§ WHAT YOU SHOULD DO
Word for word, restate every line of the listing that follows.
═════ RECORDS FOR THE TASK
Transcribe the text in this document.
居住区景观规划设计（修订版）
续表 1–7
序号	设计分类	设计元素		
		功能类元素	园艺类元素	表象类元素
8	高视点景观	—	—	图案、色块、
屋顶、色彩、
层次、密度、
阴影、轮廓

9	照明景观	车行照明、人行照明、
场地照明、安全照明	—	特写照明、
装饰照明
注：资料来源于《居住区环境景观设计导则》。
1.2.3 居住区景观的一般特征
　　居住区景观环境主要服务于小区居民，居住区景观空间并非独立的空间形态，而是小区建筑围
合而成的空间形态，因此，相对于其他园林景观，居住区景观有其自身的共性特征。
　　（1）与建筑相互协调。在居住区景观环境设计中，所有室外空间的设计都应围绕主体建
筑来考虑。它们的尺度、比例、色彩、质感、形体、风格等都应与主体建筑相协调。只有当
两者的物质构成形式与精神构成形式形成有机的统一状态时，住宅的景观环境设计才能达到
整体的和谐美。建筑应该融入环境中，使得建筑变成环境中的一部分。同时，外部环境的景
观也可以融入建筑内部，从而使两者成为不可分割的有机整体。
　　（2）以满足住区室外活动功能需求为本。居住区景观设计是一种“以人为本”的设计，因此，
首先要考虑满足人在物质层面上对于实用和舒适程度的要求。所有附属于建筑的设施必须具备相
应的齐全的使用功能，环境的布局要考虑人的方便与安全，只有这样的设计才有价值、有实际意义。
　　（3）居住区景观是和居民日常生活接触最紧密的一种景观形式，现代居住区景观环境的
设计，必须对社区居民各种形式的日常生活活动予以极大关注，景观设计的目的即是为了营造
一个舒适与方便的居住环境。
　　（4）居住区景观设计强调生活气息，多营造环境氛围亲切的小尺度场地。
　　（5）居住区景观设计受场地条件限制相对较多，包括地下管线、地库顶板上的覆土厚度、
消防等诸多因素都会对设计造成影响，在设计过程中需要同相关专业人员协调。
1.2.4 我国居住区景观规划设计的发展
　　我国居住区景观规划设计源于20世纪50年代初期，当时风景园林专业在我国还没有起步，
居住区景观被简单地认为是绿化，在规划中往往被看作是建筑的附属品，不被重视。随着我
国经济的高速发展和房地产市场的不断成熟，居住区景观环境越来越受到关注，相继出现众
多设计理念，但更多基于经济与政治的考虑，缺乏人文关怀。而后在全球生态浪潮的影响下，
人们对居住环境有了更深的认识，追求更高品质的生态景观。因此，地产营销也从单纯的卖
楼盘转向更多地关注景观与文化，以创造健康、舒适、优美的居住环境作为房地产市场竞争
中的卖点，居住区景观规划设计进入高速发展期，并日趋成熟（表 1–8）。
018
══════════
§ EXERCISE RESULT
Transcribe the text in this document.
居住区景观规划设计（修订版）
续表 1–7
序号	设计分类	设计元素		
		功能类元素	园艺类元素	表象类元素
8	高视点景观	—	—	图案、色块、
屋顶、色彩、
层次、密度、
阴影、轮廓

9	照明景观	车行照明、人行照明、
场地照明、安全照明	—	特写照明、
装饰照明
注：资料来源于《居住区环境景观设计导则》。
1.2.3 居住区景观的一般特征
　　居住区景观环境主要服务于小区居民，居住区景观空间并非独立的空间形态，而是小区建筑围
合而成的空间形态，因此，相对于其他园林景观，居住区景观有其自身的共性特征。
　　（1）与建筑相互协调。在居住区景观环境设计中，所有室外空间的设计都应围绕主体建
筑来考虑。它们的尺度、比例、色彩、质感、形体、风格等都应与主体建筑相协调。只有当
两者的物质构成形式与精神构成形式形成有机的统一状态时，住宅的景观环境设计才能达到
整体的和谐美。建筑应该融入环境中，使得建筑变成环境中的一部分。同时，外部环境的景
观也可以融入建筑内部，从而使两者成为不可分割的有机整体。
　　（2）以满足住区室外活动功能需求为本。居住区景观设计是一种“以人为本”的设计，因此，
首先要考虑满足人在物质层面上对于实用和舒适程度的要求。所有附属于建筑的设施必须具备相
应的齐全的使用功能，环境的布局要考虑人的方便与安全，只有这样的设计才有价值、有实际意义。
　　（3）居住区景观是和居民日常生活接触最紧密的一种景观形式，现代居住区景观环境的
设计，必须对社区居民各种形式的日常生活活动予以极大关注，景观设计的目的即是为了营造
一个舒适与方便的居住环境。
　　（4）居住区景观设计强调生活气息，多营造环境氛围亲切的小尺度场地。
　　（5）居住区景观设计受场地条件限制相对较多，包括地下管线、地库顶板上的覆土厚度、
消防等诸多因素都会对设计造成影响，在设计过程中需要同相关专业人员协调。
1.2.4 我国居住区景观规划设计的发展
　　我国居住区景观规划设计源于20世纪50年代初期，当时风景园林专业在我国还没有起步，
居住区景观被简单地认为是绿化，在规划中往往被看作是建筑的附属品，不被重视。随着我
国经济的高速发展和房地产市场的不断成熟，居住区景观环境越来越受到关注，相继出现众
多设计理念，但更多基于经济与政治的考虑，缺乏人文关怀。而后在全球生态浪潮的影响下，
人们对居住环境有了更深的认识，追求更高品质的生态景观。因此，地产营销也从单纯的卖
楼盘转向更多地关注景观与文化，以创造健康、舒适、优美的居住环境作为房地产市场竞争
中的卖点，居住区景观规划设计进入高速发展期，并日趋成熟（表 1–8）。
018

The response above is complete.